Data entries:
• • • • •

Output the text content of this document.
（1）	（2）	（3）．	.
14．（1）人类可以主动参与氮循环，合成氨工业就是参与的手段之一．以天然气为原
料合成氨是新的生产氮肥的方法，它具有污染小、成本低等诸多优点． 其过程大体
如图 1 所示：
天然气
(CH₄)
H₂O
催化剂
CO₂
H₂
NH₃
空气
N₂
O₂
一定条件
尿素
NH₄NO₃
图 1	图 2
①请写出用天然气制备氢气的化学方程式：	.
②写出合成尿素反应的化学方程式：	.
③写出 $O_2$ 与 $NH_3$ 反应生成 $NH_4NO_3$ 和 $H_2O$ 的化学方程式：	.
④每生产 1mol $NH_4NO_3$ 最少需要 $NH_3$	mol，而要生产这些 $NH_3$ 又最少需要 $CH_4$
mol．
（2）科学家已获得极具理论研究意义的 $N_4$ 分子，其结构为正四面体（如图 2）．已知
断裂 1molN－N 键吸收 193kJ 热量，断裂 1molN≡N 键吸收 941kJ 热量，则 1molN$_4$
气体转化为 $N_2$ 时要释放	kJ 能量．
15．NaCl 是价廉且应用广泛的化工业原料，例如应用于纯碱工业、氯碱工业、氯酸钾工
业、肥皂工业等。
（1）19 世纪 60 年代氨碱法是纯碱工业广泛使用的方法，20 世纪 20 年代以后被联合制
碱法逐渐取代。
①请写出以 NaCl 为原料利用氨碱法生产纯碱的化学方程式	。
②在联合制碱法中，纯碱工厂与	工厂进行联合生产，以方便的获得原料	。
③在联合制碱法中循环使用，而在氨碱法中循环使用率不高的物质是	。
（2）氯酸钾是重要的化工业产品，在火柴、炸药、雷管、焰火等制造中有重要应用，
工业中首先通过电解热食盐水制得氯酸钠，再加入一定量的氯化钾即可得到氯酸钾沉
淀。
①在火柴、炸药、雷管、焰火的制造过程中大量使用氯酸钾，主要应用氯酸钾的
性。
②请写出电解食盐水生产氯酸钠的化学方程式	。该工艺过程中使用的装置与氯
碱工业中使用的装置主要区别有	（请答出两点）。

• • • • •

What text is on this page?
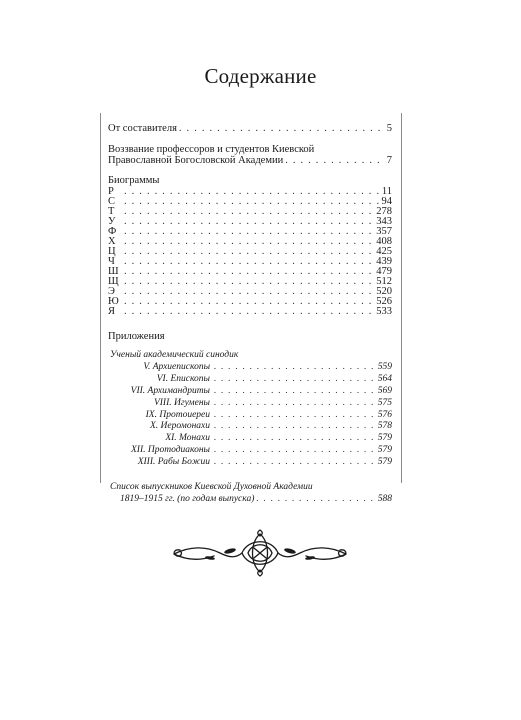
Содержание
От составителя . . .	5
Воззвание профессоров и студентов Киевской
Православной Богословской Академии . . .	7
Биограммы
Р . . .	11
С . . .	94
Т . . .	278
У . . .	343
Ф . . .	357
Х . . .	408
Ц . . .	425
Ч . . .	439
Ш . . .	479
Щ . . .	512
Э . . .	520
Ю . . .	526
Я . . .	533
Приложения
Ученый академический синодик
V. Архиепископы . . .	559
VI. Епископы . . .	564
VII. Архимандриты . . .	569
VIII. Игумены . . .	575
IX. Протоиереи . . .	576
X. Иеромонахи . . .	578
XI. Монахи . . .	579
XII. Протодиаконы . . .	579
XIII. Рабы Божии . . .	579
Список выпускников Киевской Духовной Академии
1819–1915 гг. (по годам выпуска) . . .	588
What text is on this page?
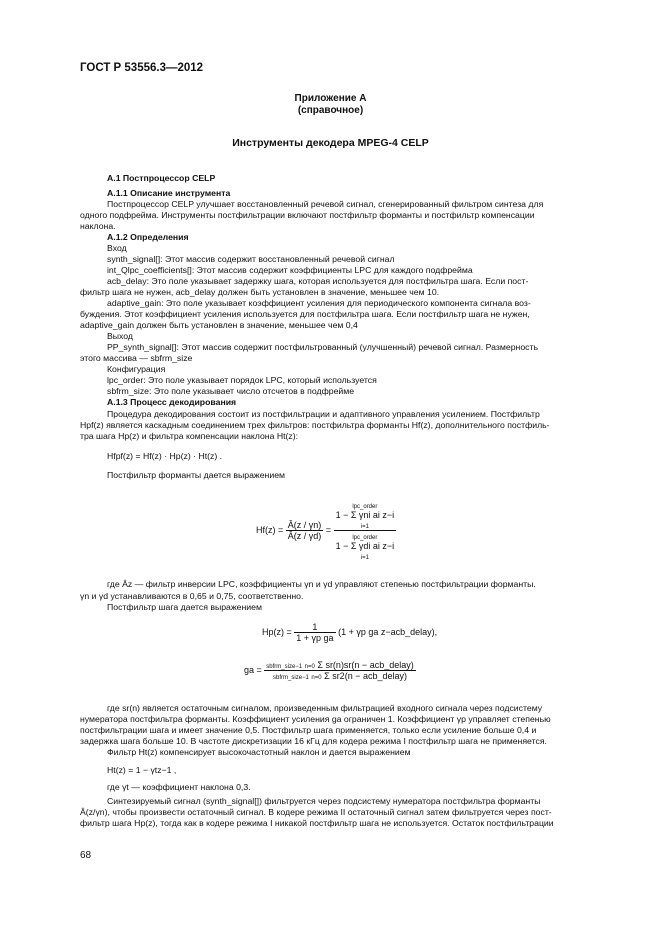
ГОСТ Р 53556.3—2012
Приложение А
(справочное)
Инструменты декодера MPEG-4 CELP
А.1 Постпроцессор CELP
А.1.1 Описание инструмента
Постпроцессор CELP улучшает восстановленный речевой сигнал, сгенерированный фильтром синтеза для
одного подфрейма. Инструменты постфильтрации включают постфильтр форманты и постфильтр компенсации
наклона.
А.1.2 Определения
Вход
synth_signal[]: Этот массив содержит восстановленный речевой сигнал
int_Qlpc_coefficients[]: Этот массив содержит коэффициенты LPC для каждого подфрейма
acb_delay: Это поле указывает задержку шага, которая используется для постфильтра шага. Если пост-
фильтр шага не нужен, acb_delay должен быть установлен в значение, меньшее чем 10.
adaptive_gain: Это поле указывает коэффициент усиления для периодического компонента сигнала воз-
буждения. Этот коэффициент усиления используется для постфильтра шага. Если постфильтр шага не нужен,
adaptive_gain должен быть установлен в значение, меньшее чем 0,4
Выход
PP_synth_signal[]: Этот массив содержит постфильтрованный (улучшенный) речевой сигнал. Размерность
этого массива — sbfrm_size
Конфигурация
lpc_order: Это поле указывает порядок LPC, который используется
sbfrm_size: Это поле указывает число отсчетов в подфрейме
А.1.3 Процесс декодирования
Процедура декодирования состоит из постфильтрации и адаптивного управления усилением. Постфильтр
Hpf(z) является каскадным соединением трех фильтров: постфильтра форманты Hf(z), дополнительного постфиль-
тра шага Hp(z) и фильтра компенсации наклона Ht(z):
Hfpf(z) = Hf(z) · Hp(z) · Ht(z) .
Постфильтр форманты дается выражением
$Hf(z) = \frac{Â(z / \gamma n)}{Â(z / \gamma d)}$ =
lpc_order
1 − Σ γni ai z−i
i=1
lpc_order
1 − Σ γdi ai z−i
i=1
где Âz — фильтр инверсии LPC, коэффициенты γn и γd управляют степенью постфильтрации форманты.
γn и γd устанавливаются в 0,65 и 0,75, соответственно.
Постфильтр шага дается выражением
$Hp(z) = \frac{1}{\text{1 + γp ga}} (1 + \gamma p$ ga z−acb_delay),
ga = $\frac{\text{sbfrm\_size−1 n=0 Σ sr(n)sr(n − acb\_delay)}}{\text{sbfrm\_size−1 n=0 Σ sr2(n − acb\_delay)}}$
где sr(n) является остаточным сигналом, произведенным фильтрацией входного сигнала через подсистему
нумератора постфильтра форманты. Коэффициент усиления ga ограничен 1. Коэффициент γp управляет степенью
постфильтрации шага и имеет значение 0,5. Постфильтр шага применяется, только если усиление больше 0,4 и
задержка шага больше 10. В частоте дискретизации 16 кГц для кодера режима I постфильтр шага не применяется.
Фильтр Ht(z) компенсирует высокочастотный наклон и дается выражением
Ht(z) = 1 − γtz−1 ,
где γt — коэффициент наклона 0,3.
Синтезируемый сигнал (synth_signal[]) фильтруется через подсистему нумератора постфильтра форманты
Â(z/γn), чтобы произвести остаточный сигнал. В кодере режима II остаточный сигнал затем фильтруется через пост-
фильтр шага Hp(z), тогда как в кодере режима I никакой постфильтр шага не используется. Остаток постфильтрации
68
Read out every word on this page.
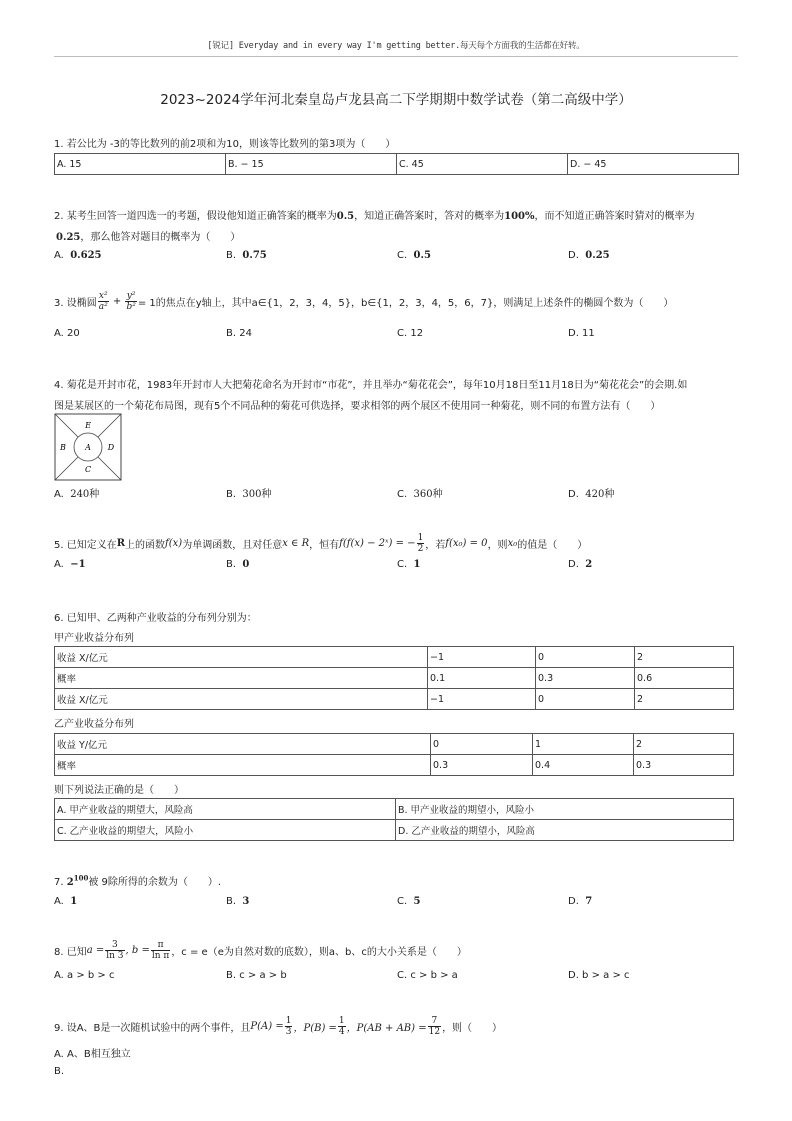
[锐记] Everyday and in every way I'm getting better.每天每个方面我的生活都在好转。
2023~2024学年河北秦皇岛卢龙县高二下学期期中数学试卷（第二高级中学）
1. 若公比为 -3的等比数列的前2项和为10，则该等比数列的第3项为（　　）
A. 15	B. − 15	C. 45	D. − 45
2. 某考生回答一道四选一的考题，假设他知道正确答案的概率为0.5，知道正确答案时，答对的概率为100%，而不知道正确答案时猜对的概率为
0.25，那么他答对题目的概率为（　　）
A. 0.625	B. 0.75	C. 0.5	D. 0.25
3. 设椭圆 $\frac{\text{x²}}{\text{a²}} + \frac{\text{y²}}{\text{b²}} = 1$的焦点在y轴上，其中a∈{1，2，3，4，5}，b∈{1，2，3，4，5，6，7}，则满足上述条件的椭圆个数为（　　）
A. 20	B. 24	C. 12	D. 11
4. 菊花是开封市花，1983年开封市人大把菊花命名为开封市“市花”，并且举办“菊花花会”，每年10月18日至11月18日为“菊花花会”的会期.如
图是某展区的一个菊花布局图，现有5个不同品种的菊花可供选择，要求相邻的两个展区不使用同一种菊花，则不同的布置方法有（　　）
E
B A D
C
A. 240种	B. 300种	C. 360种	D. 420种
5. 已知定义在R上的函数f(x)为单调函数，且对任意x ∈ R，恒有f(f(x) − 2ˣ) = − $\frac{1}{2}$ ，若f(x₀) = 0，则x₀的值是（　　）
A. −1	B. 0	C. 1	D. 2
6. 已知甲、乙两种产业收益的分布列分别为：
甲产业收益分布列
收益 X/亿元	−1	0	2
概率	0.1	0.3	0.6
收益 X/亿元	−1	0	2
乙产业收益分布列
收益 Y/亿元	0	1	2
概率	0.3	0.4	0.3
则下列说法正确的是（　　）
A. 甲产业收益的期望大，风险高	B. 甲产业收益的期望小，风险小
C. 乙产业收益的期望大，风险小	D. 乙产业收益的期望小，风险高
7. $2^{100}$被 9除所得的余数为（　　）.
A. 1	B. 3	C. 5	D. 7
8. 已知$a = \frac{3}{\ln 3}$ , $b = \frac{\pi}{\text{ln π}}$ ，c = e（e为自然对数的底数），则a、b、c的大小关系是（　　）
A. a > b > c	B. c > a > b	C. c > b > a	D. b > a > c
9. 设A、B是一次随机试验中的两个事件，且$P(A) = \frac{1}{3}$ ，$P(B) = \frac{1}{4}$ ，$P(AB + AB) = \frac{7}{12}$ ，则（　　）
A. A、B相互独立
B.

• • • • •

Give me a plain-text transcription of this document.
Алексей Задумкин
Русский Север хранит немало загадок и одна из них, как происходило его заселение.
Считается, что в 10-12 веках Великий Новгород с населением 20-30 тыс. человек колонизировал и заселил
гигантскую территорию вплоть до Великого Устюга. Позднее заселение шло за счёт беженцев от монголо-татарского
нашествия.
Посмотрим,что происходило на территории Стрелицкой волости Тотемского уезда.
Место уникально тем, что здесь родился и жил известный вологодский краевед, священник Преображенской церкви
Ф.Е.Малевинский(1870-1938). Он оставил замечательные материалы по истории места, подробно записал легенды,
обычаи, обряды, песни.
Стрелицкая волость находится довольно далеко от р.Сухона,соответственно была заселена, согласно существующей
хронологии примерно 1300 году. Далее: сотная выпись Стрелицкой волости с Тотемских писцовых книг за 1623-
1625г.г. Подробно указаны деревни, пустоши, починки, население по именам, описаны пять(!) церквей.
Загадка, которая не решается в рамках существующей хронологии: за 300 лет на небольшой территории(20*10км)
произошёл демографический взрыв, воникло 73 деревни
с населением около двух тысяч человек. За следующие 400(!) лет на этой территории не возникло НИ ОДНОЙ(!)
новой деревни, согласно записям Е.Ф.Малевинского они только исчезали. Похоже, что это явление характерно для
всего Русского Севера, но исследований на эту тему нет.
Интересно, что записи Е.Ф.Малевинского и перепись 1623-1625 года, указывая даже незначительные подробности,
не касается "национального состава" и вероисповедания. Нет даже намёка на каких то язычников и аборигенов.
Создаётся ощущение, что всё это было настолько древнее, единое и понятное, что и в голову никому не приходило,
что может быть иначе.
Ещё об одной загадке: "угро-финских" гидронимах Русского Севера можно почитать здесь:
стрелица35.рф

• • • • •

# JOB
Pull out all lines from the entries above in which the word "даже" appears.

# EXERCISE RESULT
Интересно, что записи Е.Ф.Малевинского и перепись 1623-1625 года, указывая даже незначительные подробности,
не касается "национального состава" и вероисповедания. Нет даже намёка на каких то язычников и аборигенов.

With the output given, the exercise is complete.